### [SUPPLIED RECORDS]
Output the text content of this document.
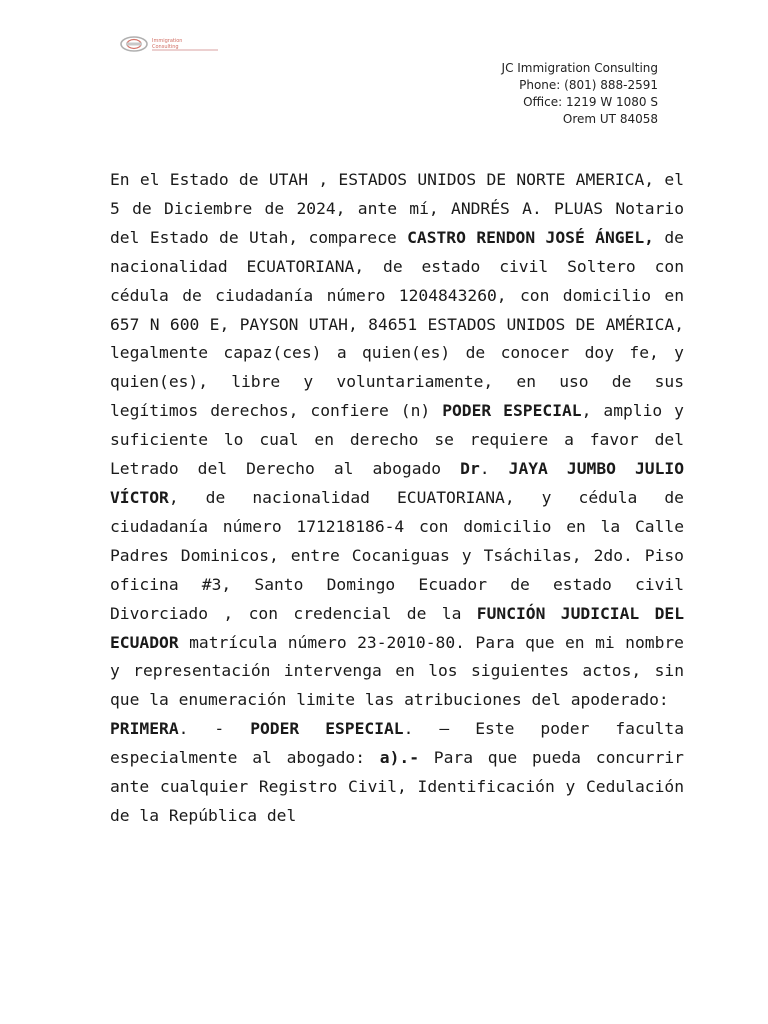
Immigration
Consulting
JC Immigration Consulting
Phone: (801) 888-2591
Office: 1219 W 1080 S
Orem UT 84058

En el Estado de UTAH , ESTADOS UNIDOS DE NORTE AMERICA, el 5 de Diciembre de 2024, ante mí, ANDRÉS A. PLUAS Notario del Estado de Utah, comparece CASTRO RENDON JOSÉ ÁNGEL, de nacionalidad ECUATORIANA, de estado civil Soltero con cédula de ciudadanía número 1204843260, con domicilio en 657 N 600 E, PAYSON UTAH, 84651 ESTADOS UNIDOS DE AMÉRICA, legalmente capaz(ces) a quien(es) de conocer doy fe, y quien(es), libre y voluntariamente, en uso de sus legítimos derechos, confiere (n) PODER ESPECIAL, amplio y suficiente lo cual en derecho se requiere a favor del Letrado del Derecho al abogado Dr. JAYA JUMBO JULIO VÍCTOR, de nacionalidad ECUATORIANA, y cédula de ciudadanía número 171218186-4 con domicilio en la Calle Padres Dominicos, entre Cocaniguas y Tsáchilas, 2do. Piso oficina #3, Santo Domingo Ecuador de estado civil Divorciado , con credencial de la FUNCIÓN JUDICIAL DEL ECUADOR matrícula número 23-2010-80. Para que en mi nombre y representación intervenga en los siguientes actos, sin que la enumeración limite las atribuciones del apoderado:

PRIMERA. - PODER ESPECIAL. – Este poder faculta especialmente al abogado: a).- Para que pueda concurrir ante cualquier Registro Civil, Identificación y Cedulación de la República del
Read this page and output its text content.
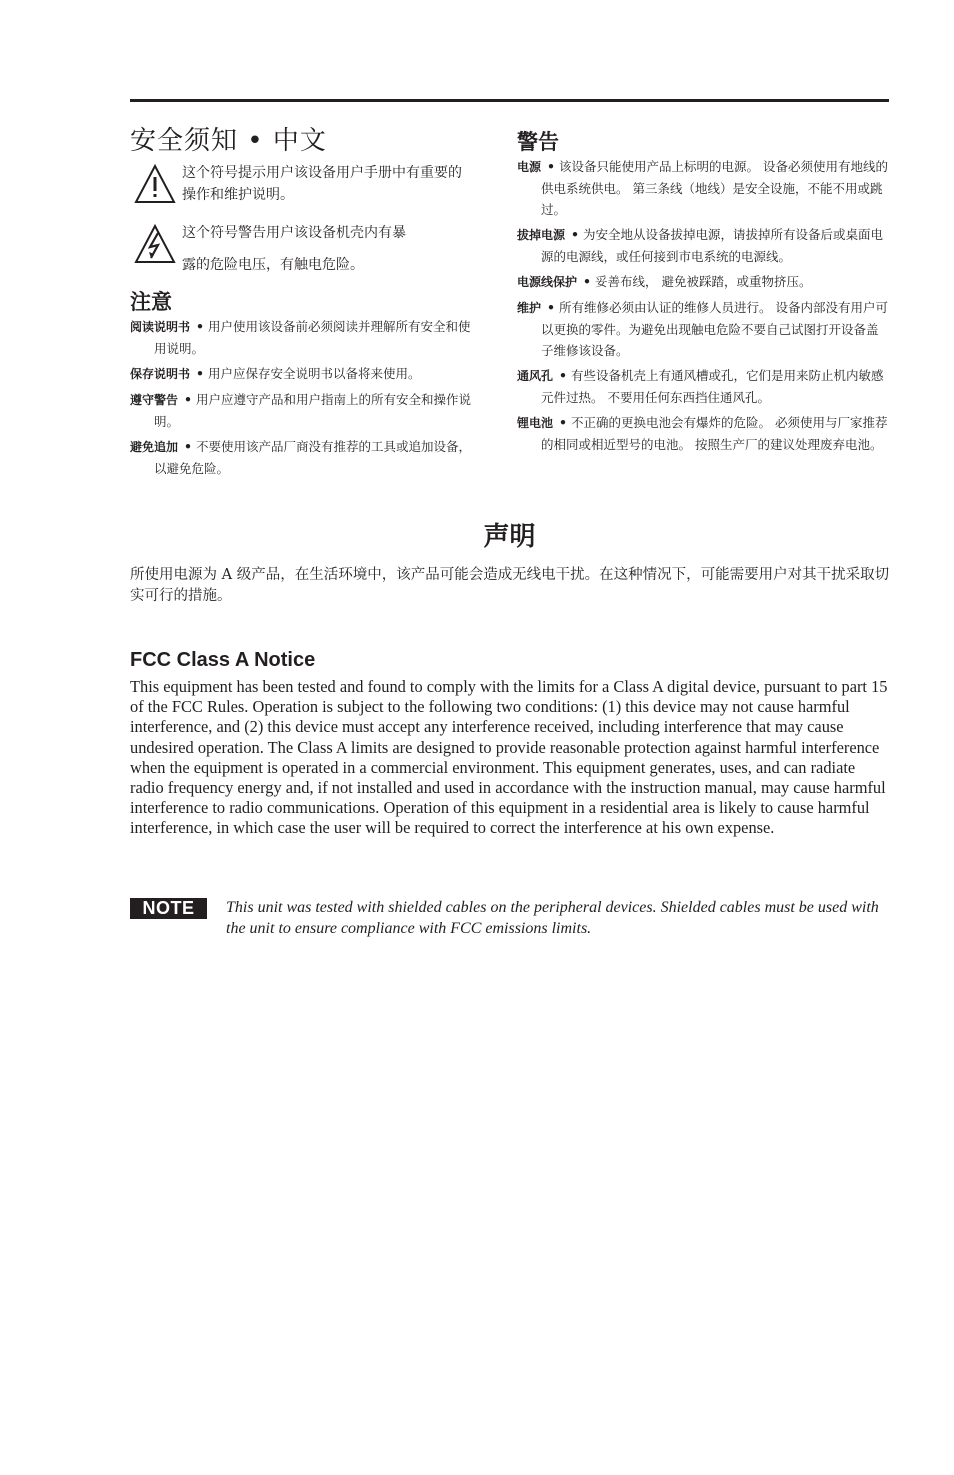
安全须知 • 中文
这个符号提示用户该设备用户手册中有重要的操作和维护说明。
这个符号警告用户该设备机壳内有暴
露的危险电压，有触电危险。
注意

阅读说明书 • 用户使用该设备前必须阅读并理解所有安全和使用说明。

保存说明书 • 用户应保存安全说明书以备将来使用。

遵守警告 • 用户应遵守产品和用户指南上的所有安全和操作说明。

避免追加 • 不要使用该产品厂商没有推荐的工具或追加设备，以避免危险。

警告

电源 • 该设备只能使用产品上标明的电源。 设备必须使用有地线的供电系统供电。 第三条线（地线）是安全设施，不能不用或跳过。

拔掉电源 • 为安全地从设备拔掉电源，请拔掉所有设备后或桌面电源的电源线，或任何接到市电系统的电源线。

电源线保护 • 妥善布线， 避免被踩踏，或重物挤压。

维护 • 所有维修必须由认证的维修人员进行。 设备内部没有用户可以更换的零件。为避免出现触电危险不要自己试图打开设备盖子维修该设备。

通风孔 • 有些设备机壳上有通风槽或孔，它们是用来防止机内敏感元件过热。 不要用任何东西挡住通风孔。

锂电池 • 不正确的更换电池会有爆炸的危险。 必须使用与厂家推荐的相同或相近型号的电池。 按照生产厂的建议处理废弃电池。

声明

所使用电源为 A 级产品，在生活环境中，该产品可能会造成无线电干扰。在这种情况下，可能需要用户对其干扰采取切实可行的措施。

FCC Class A Notice

This equipment has been tested and found to comply with the limits for a Class A digital device, pursuant to part 15 of the FCC Rules. Operation is subject to the following two conditions: (1) this device may not cause harmful interference, and (2) this device must accept any interference received, including interference that may cause undesired operation. The Class A limits are designed to provide reasonable protection against harmful interference when the equipment is operated in a commercial environment. This equipment generates, uses, and can radiate radio frequency energy and, if not installed and used in accordance with the instruction manual, may cause harmful interference to radio communications. Operation of this equipment in a residential area is likely to cause harmful interference, in which case the user will be required to correct the interference at his own expense.

NOTE	This unit was tested with shielded cables on the peripheral devices. Shielded cables must be used with the unit to ensure compliance with FCC emissions limits.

### [REQUIREMENTS]
Your task is to pick out every line with the string "text" and copy it.

### [OUTPUT FOR THIS TASK]
Output the text content of this document.
Read this page and output its text content.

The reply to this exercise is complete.